On nous demande souvent ce que c’est, au juste, ce “l’usine de Puolanka”, et si la question n’est pas posée comme une vanne pure et simple, elle l’est au moins avec un petit sourire en coin : alors, elle ouvre quand ?

Pour nous, c’est quelque chose de plus grand qu’un lieu physique. L’usine de casques de Puolanka, c’est l’idée qu’ici aussi, on peut faire des choses. Pas seulement concevoir, faire du conseil et pondre des slides avec écrit “faciliter la croissance”. Mais vraiment construire quelque chose, réparer quelque chose, vendre quelque chose et faire bosser des gens. Des trucs chiants. Le genre de trucs grâce auxquels un pays tient quand même debout.

Les casques de Valco ne sont pas encore fabriqués en Finlande. Autant le dire à voix haute avant qu’un troll dans les commentaires le remarque et s’imagine avoir gagné un Pulitzer. Nous sommes une entreprise finlandaise. La conception, le réglage du son, le service client et la maintenance sont en Finlande. La fabrication est encore ailleurs.

Mais l’usine de Puolanka, c’est la direction dans laquelle on veut aller.

On ne sait pas si on arrivera un jour à construire cette usine. Ça peut être trop cher, trop difficile et trop absurde. Tous les grands classiques sont là. Ils le sont toujours. En Finlande, on sait expliquer à l’infini pourquoi ça ne vaut jamais le coup de faire quoi que ce soit.

EXERCICES À RÉSOUDRE:
1. Selon le texte sur l'usine de Puolanka, quelles activités de l'entreprise se font en Finlande ? Donnez-les toutes.
2. Recopiez le passage du texte sur l'usine de Puolanka qui va de « Les casques de » à « est encore ailleurs. ».
3. D'après le texte sur l'usine de Puolanka, les casques de Valco sont-ils déjà fabriqués en Finlande ?
Les enregistrements n'interviennent pas dans ce travail.

DONNÉES SOURCES:

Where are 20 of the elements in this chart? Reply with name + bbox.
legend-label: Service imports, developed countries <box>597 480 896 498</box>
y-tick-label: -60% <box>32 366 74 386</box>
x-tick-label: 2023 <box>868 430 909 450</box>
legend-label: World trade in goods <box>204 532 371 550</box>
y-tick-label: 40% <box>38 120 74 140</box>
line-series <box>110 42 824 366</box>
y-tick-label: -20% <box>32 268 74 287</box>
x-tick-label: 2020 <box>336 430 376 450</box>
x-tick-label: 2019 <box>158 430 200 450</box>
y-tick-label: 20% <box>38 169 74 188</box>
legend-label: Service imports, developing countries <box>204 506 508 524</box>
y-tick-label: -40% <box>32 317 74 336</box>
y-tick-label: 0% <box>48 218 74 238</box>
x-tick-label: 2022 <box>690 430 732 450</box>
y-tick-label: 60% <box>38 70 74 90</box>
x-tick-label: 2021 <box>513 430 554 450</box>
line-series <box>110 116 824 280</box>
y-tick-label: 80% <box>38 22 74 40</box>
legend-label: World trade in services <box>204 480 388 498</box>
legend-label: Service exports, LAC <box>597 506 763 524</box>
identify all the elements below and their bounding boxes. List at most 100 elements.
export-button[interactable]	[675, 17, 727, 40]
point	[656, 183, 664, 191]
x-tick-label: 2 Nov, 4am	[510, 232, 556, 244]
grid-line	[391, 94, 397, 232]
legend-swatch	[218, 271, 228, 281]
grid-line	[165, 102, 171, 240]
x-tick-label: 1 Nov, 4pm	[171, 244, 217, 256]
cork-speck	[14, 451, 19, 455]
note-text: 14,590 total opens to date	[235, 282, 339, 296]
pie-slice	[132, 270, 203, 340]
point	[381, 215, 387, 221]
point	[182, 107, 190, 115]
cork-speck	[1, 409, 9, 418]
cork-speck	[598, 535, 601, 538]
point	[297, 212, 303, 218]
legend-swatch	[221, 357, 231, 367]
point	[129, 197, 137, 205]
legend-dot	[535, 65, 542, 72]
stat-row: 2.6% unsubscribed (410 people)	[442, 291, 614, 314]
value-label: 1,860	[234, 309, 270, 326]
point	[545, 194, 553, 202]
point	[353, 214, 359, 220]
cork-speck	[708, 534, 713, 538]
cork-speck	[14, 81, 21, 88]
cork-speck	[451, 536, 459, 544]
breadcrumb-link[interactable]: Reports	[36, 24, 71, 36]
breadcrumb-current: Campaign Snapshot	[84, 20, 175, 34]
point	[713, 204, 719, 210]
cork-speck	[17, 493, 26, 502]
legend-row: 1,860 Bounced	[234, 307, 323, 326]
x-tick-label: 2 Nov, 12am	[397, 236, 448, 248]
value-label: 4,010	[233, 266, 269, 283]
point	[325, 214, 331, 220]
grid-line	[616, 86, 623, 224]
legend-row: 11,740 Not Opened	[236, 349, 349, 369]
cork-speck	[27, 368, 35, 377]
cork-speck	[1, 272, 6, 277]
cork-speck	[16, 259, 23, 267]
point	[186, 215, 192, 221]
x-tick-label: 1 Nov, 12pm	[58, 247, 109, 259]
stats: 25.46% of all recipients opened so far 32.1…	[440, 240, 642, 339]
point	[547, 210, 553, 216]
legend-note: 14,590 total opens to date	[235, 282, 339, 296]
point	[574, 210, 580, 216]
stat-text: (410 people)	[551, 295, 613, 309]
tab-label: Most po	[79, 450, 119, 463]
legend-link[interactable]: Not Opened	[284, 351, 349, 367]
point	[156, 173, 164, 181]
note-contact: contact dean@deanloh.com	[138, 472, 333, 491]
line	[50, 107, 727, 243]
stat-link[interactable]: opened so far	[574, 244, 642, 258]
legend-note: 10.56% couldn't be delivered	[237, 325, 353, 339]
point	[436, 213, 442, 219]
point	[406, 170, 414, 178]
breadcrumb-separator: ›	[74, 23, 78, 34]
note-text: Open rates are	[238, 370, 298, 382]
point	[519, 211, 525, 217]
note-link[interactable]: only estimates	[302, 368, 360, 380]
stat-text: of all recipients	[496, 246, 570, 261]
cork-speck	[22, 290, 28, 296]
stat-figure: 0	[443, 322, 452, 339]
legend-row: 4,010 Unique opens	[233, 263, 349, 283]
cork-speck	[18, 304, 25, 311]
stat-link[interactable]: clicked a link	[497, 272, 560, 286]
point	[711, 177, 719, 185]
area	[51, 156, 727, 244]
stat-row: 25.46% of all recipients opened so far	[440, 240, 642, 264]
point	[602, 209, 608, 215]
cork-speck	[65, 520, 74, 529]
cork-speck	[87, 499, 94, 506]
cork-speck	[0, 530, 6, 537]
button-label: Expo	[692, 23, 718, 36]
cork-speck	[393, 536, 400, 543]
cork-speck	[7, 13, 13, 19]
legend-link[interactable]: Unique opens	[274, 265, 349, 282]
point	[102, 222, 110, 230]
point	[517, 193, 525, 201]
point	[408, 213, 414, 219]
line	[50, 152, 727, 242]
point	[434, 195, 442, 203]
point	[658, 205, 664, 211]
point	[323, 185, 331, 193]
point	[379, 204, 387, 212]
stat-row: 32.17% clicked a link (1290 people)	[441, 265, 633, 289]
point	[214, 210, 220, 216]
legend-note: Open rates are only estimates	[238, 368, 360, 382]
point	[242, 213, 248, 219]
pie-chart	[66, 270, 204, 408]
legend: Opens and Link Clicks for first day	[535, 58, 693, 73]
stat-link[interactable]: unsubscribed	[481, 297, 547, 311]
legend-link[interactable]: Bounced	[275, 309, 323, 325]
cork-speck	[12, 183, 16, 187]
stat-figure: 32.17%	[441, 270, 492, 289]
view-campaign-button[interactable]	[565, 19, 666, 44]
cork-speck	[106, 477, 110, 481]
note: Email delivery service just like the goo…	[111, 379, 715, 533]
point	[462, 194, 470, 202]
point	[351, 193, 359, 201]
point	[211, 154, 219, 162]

CORRIGÉ DES EXERCICES:
1. La conception, le réglage du son, le service client et la maintenance.

2.
Les casques de Valco ne sont pas encore fabriqués en Finlande. Autant le dire à voix haute avant qu’un troll dans les commentaires le remarque et s’imagine avoir gagné un Pulitzer. Nous sommes une entreprise finlandaise. La conception, le réglage du son, le service client et la maintenance sont en Finlande. La fabrication est encore ailleurs.

3. Non, ils ne sont pas encore fabriqués en Finlande.